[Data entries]
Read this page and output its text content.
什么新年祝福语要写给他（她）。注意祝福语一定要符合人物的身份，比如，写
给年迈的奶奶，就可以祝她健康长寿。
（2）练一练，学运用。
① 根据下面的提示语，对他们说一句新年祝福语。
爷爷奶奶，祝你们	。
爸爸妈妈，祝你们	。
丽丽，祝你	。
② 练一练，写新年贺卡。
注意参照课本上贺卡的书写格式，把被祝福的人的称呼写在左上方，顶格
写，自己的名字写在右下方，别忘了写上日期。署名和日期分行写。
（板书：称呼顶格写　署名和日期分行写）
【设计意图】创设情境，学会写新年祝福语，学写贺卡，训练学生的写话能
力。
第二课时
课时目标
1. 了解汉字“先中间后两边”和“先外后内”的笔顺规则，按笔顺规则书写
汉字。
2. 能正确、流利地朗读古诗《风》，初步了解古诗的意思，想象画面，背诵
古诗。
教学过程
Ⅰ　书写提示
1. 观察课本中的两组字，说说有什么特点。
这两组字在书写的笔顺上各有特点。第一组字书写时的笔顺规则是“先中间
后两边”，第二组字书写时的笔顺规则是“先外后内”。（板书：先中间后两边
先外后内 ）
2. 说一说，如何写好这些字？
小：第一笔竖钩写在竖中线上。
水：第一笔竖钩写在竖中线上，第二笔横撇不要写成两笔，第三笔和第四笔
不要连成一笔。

• THE EXERCISE: Extract all the entries word for word.

• SOLVED EXERCISE:
Read this page and output its text content.
什么新年祝福语要写给他（她）。注意祝福语一定要符合人物的身份，比如，写
给年迈的奶奶，就可以祝她健康长寿。
（2）练一练，学运用。
① 根据下面的提示语，对他们说一句新年祝福语。
爷爷奶奶，祝你们	。
爸爸妈妈，祝你们	。
丽丽，祝你	。
② 练一练，写新年贺卡。
注意参照课本上贺卡的书写格式，把被祝福的人的称呼写在左上方，顶格
写，自己的名字写在右下方，别忘了写上日期。署名和日期分行写。
（板书：称呼顶格写　署名和日期分行写）
【设计意图】创设情境，学会写新年祝福语，学写贺卡，训练学生的写话能
力。
第二课时
课时目标
1. 了解汉字“先中间后两边”和“先外后内”的笔顺规则，按笔顺规则书写
汉字。
2. 能正确、流利地朗读古诗《风》，初步了解古诗的意思，想象画面，背诵
古诗。
教学过程
Ⅰ　书写提示
1. 观察课本中的两组字，说说有什么特点。
这两组字在书写的笔顺上各有特点。第一组字书写时的笔顺规则是“先中间
后两边”，第二组字书写时的笔顺规则是“先外后内”。（板书：先中间后两边
先外后内 ）
2. 说一说，如何写好这些字？
小：第一笔竖钩写在竖中线上。
水：第一笔竖钩写在竖中线上，第二笔横撇不要写成两笔，第三笔和第四笔
不要连成一笔。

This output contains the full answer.